What the task asks
Transcribe every entry verbatim; omit pictures.

Data in this exercise
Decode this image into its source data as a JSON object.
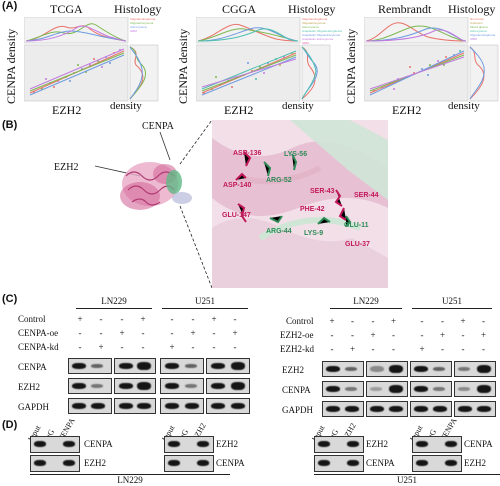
{
  "panel_a": {
    "letter": "(A)",
    "plots": [
      {
        "title": "TCGA",
        "histology": "Histology",
        "ylabel": "CENPA density",
        "xlabel": "EZH2",
        "density": "density",
        "legend": [
          "Oligodendroglioma",
          "Oligoastrocytoma",
          "Astrocytoma",
          "GBM"
        ]
      },
      {
        "title": "CGGA",
        "histology": "Histology",
        "ylabel": "CENPA density",
        "xlabel": "EZH2",
        "density": "density",
        "legend": [
          "Oligodendroglioma",
          "Oligoastrocytoma",
          "Astrocytoma",
          "Anaplastic Oligodendroglioma",
          "Anaplastic Oligoastrocytoma",
          "Anaplastic astrocytoma",
          "GBM"
        ]
      },
      {
        "title": "Rembrandt",
        "histology": "Histology",
        "ylabel": "CENPA density",
        "xlabel": "EZH2",
        "density": "density",
        "legend": [
          "Non-tumor",
          "Unknown",
          "Mixed glioma",
          "Astrocytoma",
          "Oligodendroglioma",
          "GBM"
        ]
      }
    ],
    "colors": {
      "red": "#e8736b",
      "green": "#7cb850",
      "blue": "#6e9be0",
      "purple": "#c27be0",
      "teal": "#4fbfb0",
      "olive": "#b8a44a"
    }
  },
  "panel_b": {
    "letter": "(B)",
    "cenpa": "CENPA",
    "ezh2": "EZH2",
    "residues_pink": [
      "ASP-136",
      "ASP-140",
      "GLU-147",
      "SER-43",
      "PHE-42",
      "SER-44",
      "GLU-37"
    ],
    "residues_green": [
      "LYS-56",
      "ARG-52",
      "ARG-44",
      "LYS-9",
      "GLU-11"
    ]
  },
  "panel_c": {
    "letter": "(C)",
    "left": {
      "cells": [
        "LN229",
        "U251"
      ],
      "conditions": [
        "Control",
        "CENPA-oe",
        "CENPA-kd"
      ],
      "signs": [
        [
          "+",
          "-",
          "+",
          "-",
          "+",
          "-",
          "+",
          "-"
        ],
        [
          "-",
          "+",
          "-",
          "-",
          "-",
          "+",
          "-",
          "-"
        ],
        [
          "-",
          "-",
          "+",
          "-",
          "-",
          "-",
          "-",
          "+"
        ]
      ],
      "signs_display": [
        [
          "+",
          "-",
          "-",
          "+",
          "-",
          "-",
          "+",
          "-"
        ],
        [
          "-",
          "-",
          "+",
          "-",
          "-",
          "+",
          "-",
          "+"
        ],
        [
          "-",
          "+",
          "-",
          "-",
          "+",
          "-",
          "-",
          "-"
        ]
      ],
      "blots": [
        "CENPA",
        "EZH2",
        "GAPDH"
      ]
    },
    "right": {
      "cells": [
        "LN229",
        "U251"
      ],
      "conditions": [
        "Control",
        "EZH2-oe",
        "EZH2-kd"
      ],
      "signs_display": [
        [
          "+",
          "-",
          "-",
          "+",
          "-",
          "-",
          "+",
          "-"
        ],
        [
          "-",
          "-",
          "+",
          "-",
          "-",
          "+",
          "-",
          "+"
        ],
        [
          "-",
          "+",
          "-",
          "-",
          "+",
          "-",
          "-",
          "-"
        ]
      ],
      "blots": [
        "EZH2",
        "CENPA",
        "GAPDH"
      ]
    }
  },
  "panel_d": {
    "letter": "(D)",
    "groups": [
      {
        "heads": [
          "Input",
          "IgG",
          "CENPA"
        ],
        "rows": [
          "CENPA",
          "EZH2"
        ]
      },
      {
        "heads": [
          "Input",
          "IgG",
          "EZH2"
        ],
        "rows": [
          "EZH2",
          "CENPA"
        ]
      },
      {
        "heads": [
          "Input",
          "IgG",
          "EZH2"
        ],
        "rows": [
          "EZH2",
          "CENPA"
        ]
      },
      {
        "heads": [
          "Input",
          "IgG",
          "CENPA"
        ],
        "rows": [
          "CENPA",
          "EZH2"
        ]
      }
    ],
    "cell_lines": [
      "LN229",
      "U251"
    ]
  }
}
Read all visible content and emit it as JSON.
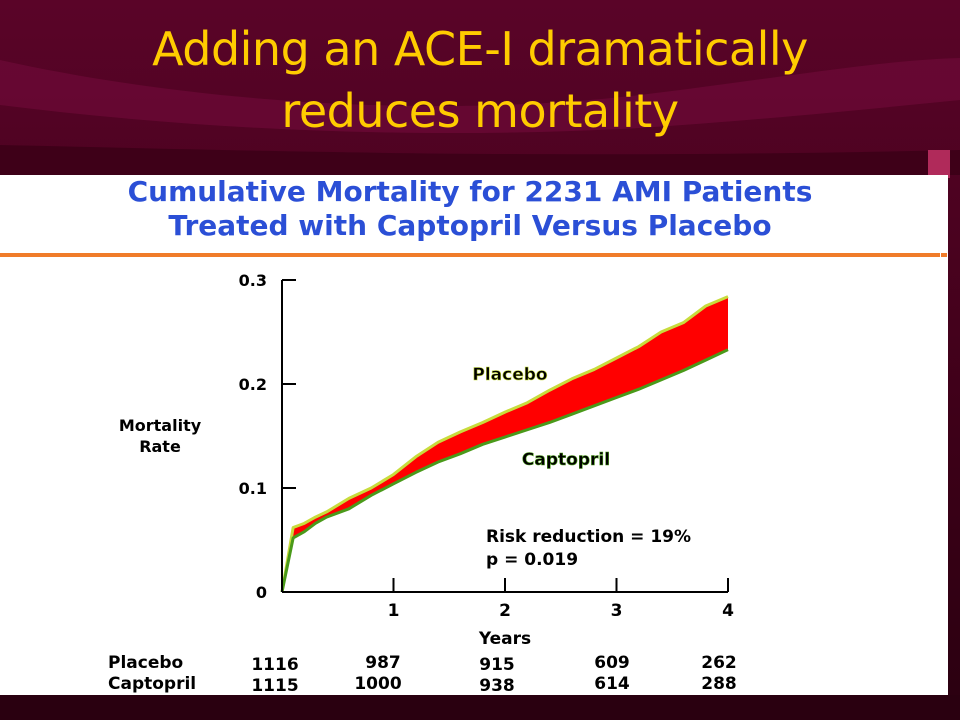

Response to the exercise
Decode this image into its source data as a JSON object.
{
  "panel_a": {
    "letter": "(A)",
    "plots": [
      {
        "title": "TCGA",
        "histology": "Histology",
        "ylabel": "CENPA density",
        "xlabel": "EZH2",
        "density": "density",
        "legend": [
          "Oligodendroglioma",
          "Oligoastrocytoma",
          "Astrocytoma",
          "GBM"
        ]
      },
      {
        "title": "CGGA",
        "histology": "Histology",
        "ylabel": "CENPA density",
        "xlabel": "EZH2",
        "density": "density",
        "legend": [
          "Oligodendroglioma",
          "Oligoastrocytoma",
          "Astrocytoma",
          "Anaplastic Oligodendroglioma",
          "Anaplastic Oligoastrocytoma",
          "Anaplastic astrocytoma",
          "GBM"
        ]
      },
      {
        "title": "Rembrandt",
        "histology": "Histology",
        "ylabel": "CENPA density",
        "xlabel": "EZH2",
        "density": "density",
        "legend": [
          "Non-tumor",
          "Unknown",
          "Mixed glioma",
          "Astrocytoma",
          "Oligodendroglioma",
          "GBM"
        ]
      }
    ],
    "colors": {
      "red": "#e8736b",
      "green": "#7cb850",
      "blue": "#6e9be0",
      "purple": "#c27be0",
      "teal": "#4fbfb0",
      "olive": "#b8a44a"
    }
  },
  "panel_b": {
    "letter": "(B)",
    "cenpa": "CENPA",
    "ezh2": "EZH2",
    "residues_pink": [
      "ASP-136",
      "ASP-140",
      "GLU-147",
      "SER-43",
      "PHE-42",
      "SER-44",
      "GLU-37"
    ],
    "residues_green": [
      "LYS-56",
      "ARG-52",
      "ARG-44",
      "LYS-9",
      "GLU-11"
    ]
  },
  "panel_c": {
    "letter": "(C)",
    "left": {
      "cells": [
        "LN229",
        "U251"
      ],
      "conditions": [
        "Control",
        "CENPA-oe",
        "CENPA-kd"
      ],
      "signs": [
        [
          "+",
          "-",
          "+",
          "-",
          "+",
          "-",
          "+",
          "-"
        ],
        [
          "-",
          "+",
          "-",
          "-",
          "-",
          "+",
          "-",
          "-"
        ],
        [
          "-",
          "-",
          "+",
          "-",
          "-",
          "-",
          "-",
          "+"
        ]
      ],
      "signs_display": [
        [
          "+",
          "-",
          "-",
          "+",
          "-",
          "-",
          "+",
          "-"
        ],
        [
          "-",
          "-",
          "+",
          "-",
          "-",
          "+",
          "-",
          "+"
        ],
        [
          "-",
          "+",
          "-",
          "-",
          "+",
          "-",
          "-",
          "-"
        ]
      ],
      "blots": [
        "CENPA",
        "EZH2",
        "GAPDH"
      ]
    },
    "right": {
      "cells": [
        "LN229",
        "U251"
      ],
      "conditions": [
        "Control",
        "EZH2-oe",
        "EZH2-kd"
      ],
      "signs_display": [
        [
          "+",
          "-",
          "-",
          "+",
          "-",
          "-",
          "+",
          "-"
        ],
        [
          "-",
          "-",
          "+",
          "-",
          "-",
          "+",
          "-",
          "+"
        ],
        [
          "-",
          "+",
          "-",
          "-",
          "+",
          "-",
          "-",
          "-"
        ]
      ],
      "blots": [
        "EZH2",
        "CENPA",
        "GAPDH"
      ]
    }
  },
  "panel_d": {
    "letter": "(D)",
    "groups": [
      {
        "heads": [
          "Input",
          "IgG",
          "CENPA"
        ],
        "rows": [
          "CENPA",
          "EZH2"
        ]
      },
      {
        "heads": [
          "Input",
          "IgG",
          "EZH2"
        ],
        "rows": [
          "EZH2",
          "CENPA"
        ]
      },
      {
        "heads": [
          "Input",
          "IgG",
          "EZH2"
        ],
        "rows": [
          "EZH2",
          "CENPA"
        ]
      },
      {
        "heads": [
          "Input",
          "IgG",
          "CENPA"
        ],
        "rows": [
          "CENPA",
          "EZH2"
        ]
      }
    ],
    "cell_lines": [
      "LN229",
      "U251"
    ]
  }
}
Read all visible content and emit it as JSON.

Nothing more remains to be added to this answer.